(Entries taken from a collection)
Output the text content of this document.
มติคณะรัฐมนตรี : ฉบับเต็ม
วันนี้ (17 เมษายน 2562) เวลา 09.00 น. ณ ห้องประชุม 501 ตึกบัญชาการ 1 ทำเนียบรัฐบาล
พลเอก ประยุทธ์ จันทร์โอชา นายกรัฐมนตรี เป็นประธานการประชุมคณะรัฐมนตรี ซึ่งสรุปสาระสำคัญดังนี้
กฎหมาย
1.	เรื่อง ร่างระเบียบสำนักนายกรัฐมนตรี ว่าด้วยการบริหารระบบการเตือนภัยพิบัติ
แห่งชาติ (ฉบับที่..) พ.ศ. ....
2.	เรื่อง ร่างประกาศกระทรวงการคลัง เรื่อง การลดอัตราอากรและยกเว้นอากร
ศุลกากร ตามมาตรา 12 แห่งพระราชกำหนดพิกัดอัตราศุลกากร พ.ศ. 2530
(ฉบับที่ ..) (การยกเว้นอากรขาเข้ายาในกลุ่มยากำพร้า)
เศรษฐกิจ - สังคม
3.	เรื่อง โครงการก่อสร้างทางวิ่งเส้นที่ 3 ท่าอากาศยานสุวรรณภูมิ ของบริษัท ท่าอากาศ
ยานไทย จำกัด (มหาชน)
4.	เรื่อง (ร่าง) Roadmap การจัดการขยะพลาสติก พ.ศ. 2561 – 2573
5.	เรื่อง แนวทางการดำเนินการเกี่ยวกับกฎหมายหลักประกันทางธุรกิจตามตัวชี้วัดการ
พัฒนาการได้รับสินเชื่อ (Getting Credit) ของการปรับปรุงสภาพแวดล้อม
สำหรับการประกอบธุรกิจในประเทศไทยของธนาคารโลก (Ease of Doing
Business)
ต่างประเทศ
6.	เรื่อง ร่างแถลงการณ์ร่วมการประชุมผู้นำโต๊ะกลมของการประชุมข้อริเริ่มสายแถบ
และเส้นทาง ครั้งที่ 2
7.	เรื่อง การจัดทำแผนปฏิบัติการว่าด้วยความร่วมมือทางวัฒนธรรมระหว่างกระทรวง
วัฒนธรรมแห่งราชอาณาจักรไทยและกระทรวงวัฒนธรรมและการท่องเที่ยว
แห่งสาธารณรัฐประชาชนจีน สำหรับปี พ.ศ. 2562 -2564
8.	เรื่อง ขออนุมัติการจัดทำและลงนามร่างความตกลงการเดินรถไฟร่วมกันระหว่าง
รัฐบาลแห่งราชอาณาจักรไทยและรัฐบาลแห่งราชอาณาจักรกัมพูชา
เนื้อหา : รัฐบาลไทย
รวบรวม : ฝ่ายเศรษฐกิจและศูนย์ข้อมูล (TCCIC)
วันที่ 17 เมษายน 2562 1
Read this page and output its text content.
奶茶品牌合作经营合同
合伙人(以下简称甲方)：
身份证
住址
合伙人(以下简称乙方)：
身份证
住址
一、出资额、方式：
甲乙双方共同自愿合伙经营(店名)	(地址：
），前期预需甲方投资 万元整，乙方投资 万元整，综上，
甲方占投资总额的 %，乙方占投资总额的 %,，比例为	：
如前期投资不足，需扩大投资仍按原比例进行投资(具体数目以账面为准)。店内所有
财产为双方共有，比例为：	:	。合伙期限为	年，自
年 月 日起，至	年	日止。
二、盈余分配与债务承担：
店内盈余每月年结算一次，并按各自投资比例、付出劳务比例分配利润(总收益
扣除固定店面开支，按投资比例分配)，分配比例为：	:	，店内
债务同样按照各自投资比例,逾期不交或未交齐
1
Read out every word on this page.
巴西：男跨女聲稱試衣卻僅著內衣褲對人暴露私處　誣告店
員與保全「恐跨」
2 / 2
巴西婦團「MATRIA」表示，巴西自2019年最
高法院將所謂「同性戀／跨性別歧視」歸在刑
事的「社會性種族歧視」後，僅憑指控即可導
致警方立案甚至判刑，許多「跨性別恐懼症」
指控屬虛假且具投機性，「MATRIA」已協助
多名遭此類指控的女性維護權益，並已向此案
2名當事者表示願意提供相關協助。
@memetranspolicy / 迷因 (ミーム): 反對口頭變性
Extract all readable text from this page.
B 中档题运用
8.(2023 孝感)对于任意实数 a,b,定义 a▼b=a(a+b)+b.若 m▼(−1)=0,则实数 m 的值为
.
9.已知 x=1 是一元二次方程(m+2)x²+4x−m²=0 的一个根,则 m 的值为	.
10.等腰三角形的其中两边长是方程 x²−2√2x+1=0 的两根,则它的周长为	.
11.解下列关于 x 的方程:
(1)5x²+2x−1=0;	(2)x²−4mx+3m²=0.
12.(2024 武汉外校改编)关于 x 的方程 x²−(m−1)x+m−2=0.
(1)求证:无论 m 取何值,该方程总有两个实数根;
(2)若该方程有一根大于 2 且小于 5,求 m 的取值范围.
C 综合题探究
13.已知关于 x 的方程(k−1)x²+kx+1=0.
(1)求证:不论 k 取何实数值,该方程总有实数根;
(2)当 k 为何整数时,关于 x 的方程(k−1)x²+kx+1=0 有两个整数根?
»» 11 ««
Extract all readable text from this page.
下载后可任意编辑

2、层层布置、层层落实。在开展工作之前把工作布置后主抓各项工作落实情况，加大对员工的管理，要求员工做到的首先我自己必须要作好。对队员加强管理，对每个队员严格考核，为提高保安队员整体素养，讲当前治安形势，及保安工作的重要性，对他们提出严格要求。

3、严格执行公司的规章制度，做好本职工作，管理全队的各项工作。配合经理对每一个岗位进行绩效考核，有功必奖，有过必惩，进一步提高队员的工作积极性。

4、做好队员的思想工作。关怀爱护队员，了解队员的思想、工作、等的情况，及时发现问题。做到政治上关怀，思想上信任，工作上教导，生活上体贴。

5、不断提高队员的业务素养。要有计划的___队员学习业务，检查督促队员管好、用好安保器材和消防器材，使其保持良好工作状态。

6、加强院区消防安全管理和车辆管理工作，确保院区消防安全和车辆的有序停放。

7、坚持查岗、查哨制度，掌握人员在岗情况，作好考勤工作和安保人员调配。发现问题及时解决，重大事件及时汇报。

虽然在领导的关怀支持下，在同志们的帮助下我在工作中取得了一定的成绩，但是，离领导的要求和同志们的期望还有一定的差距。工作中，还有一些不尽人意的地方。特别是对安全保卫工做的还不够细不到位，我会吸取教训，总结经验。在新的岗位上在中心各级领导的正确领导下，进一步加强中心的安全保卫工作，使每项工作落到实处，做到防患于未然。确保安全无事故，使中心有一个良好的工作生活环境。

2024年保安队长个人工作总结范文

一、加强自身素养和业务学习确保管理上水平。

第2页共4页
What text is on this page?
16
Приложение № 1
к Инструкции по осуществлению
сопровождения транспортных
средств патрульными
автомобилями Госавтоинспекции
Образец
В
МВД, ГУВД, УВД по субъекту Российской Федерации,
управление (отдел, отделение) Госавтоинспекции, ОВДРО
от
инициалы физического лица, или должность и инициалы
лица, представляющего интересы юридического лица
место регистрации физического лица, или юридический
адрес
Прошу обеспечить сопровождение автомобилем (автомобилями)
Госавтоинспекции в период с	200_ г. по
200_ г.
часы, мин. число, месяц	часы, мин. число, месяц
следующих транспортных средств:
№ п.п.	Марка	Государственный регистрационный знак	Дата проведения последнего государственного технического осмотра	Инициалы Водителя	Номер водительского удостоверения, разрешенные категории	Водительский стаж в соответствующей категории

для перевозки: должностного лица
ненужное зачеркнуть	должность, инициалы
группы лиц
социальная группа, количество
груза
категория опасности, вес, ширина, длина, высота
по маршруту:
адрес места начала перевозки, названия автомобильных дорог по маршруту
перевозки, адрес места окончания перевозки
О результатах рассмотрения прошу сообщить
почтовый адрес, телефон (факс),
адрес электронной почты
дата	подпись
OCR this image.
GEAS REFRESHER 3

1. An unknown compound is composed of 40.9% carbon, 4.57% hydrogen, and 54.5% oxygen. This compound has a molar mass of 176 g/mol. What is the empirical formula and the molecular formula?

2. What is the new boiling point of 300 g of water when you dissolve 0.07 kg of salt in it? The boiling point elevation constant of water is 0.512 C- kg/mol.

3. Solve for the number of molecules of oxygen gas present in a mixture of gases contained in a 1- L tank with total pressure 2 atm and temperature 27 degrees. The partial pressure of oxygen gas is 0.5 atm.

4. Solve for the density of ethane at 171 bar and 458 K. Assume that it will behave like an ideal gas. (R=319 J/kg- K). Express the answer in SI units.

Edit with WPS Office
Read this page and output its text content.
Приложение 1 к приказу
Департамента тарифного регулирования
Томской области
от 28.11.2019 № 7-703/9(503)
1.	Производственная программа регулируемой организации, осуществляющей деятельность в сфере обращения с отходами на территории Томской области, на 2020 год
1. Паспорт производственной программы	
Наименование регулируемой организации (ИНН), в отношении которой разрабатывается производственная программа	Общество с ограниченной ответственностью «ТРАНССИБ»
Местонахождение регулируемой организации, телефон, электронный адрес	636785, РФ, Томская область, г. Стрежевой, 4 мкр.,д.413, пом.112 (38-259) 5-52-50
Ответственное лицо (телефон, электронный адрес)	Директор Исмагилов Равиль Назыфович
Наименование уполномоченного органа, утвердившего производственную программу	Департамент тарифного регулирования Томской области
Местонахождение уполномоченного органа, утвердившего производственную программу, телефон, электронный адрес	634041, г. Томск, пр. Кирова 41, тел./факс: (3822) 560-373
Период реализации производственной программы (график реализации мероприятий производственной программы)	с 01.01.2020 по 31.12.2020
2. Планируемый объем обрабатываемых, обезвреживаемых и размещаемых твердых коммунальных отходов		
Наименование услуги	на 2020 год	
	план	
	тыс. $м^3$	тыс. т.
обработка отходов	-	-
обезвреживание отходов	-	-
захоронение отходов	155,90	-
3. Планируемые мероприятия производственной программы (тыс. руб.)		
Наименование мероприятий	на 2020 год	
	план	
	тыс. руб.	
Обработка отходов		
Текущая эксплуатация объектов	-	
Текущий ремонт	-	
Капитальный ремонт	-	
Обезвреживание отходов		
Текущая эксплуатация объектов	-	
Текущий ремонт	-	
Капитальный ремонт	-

**TASK DESCRIPTION:** Track down every line of the material containing the string "программа", and copy it.

**TASK SOLUTION:**
1.	Производственная программа регулируемой организации, осуществляющей деятельность в сфере обращения с отходами на территории Томской области, на 2020 год
Наименование регулируемой организации (ИНН), в отношении которой разрабатывается производственная программа	Общество с ограниченной ответственностью «ТРАНССИБ»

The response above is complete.